(Saved entries)
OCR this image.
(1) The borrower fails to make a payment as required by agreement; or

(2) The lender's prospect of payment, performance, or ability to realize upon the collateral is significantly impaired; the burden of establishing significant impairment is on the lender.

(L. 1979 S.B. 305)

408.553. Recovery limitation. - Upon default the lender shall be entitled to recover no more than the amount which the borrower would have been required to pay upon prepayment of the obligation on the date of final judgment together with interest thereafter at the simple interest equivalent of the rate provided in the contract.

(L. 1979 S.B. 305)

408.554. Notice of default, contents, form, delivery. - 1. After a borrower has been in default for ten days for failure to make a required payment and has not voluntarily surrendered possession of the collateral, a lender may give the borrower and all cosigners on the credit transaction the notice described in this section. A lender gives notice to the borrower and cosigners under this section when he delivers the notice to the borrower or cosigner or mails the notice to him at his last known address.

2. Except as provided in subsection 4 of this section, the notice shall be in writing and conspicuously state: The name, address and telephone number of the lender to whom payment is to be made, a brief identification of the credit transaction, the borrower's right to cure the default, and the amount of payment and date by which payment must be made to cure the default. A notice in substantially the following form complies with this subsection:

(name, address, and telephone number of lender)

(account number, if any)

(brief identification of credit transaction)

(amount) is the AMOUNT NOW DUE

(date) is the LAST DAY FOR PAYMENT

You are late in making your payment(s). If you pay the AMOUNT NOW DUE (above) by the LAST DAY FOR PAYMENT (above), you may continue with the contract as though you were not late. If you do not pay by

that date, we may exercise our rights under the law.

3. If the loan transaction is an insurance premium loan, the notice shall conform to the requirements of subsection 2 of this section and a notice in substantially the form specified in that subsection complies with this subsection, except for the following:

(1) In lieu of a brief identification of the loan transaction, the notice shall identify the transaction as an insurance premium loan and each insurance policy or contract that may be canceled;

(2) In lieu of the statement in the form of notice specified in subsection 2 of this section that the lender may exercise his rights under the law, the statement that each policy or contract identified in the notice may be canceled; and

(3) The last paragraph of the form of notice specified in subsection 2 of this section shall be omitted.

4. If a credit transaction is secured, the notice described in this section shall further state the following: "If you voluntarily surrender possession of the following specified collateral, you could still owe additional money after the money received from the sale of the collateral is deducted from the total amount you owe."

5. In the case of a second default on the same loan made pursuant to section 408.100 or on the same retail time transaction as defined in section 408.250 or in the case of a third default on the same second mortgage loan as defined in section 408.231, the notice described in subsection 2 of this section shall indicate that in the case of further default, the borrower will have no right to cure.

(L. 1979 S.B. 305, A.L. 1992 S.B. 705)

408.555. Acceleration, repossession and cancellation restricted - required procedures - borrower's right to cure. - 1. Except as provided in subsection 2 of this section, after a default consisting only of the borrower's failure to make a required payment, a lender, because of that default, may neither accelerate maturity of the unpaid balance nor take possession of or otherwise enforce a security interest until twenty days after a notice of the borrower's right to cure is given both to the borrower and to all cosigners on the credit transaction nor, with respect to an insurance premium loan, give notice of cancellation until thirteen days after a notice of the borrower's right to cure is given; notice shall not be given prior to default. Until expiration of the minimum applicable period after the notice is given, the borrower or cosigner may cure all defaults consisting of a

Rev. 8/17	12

• **WRITTEN PROBLEM**:
All of the entries must be written out exactly as they stand.

• **THE SOLUTION**:
OCR this image.
(1) The borrower fails to make a payment as required by agreement; or

(2) The lender's prospect of payment, performance, or ability to realize upon the collateral is significantly impaired; the burden of establishing significant impairment is on the lender.

(L. 1979 S.B. 305)

408.553. Recovery limitation. - Upon default the lender shall be entitled to recover no more than the amount which the borrower would have been required to pay upon prepayment of the obligation on the date of final judgment together with interest thereafter at the simple interest equivalent of the rate provided in the contract.

(L. 1979 S.B. 305)

408.554. Notice of default, contents, form, delivery. - 1. After a borrower has been in default for ten days for failure to make a required payment and has not voluntarily surrendered possession of the collateral, a lender may give the borrower and all cosigners on the credit transaction the notice described in this section. A lender gives notice to the borrower and cosigners under this section when he delivers the notice to the borrower or cosigner or mails the notice to him at his last known address.

2. Except as provided in subsection 4 of this section, the notice shall be in writing and conspicuously state: The name, address and telephone number of the lender to whom payment is to be made, a brief identification of the credit transaction, the borrower's right to cure the default, and the amount of payment and date by which payment must be made to cure the default. A notice in substantially the following form complies with this subsection:

(name, address, and telephone number of lender)

(account number, if any)

(brief identification of credit transaction)

(amount) is the AMOUNT NOW DUE

(date) is the LAST DAY FOR PAYMENT

You are late in making your payment(s). If you pay the AMOUNT NOW DUE (above) by the LAST DAY FOR PAYMENT (above), you may continue with the contract as though you were not late. If you do not pay by

that date, we may exercise our rights under the law.

3. If the loan transaction is an insurance premium loan, the notice shall conform to the requirements of subsection 2 of this section and a notice in substantially the form specified in that subsection complies with this subsection, except for the following:

(1) In lieu of a brief identification of the loan transaction, the notice shall identify the transaction as an insurance premium loan and each insurance policy or contract that may be canceled;

(2) In lieu of the statement in the form of notice specified in subsection 2 of this section that the lender may exercise his rights under the law, the statement that each policy or contract identified in the notice may be canceled; and

(3) The last paragraph of the form of notice specified in subsection 2 of this section shall be omitted.

4. If a credit transaction is secured, the notice described in this section shall further state the following: "If you voluntarily surrender possession of the following specified collateral, you could still owe additional money after the money received from the sale of the collateral is deducted from the total amount you owe."

5. In the case of a second default on the same loan made pursuant to section 408.100 or on the same retail time transaction as defined in section 408.250 or in the case of a third default on the same second mortgage loan as defined in section 408.231, the notice described in subsection 2 of this section shall indicate that in the case of further default, the borrower will have no right to cure.

(L. 1979 S.B. 305, A.L. 1992 S.B. 705)

408.555. Acceleration, repossession and cancellation restricted - required procedures - borrower's right to cure. - 1. Except as provided in subsection 2 of this section, after a default consisting only of the borrower's failure to make a required payment, a lender, because of that default, may neither accelerate maturity of the unpaid balance nor take possession of or otherwise enforce a security interest until twenty days after a notice of the borrower's right to cure is given both to the borrower and to all cosigners on the credit transaction nor, with respect to an insurance premium loan, give notice of cancellation until thirteen days after a notice of the borrower's right to cure is given; notice shall not be given prior to default. Until expiration of the minimum applicable period after the notice is given, the borrower or cosigner may cure all defaults consisting of a

Rev. 8/17	12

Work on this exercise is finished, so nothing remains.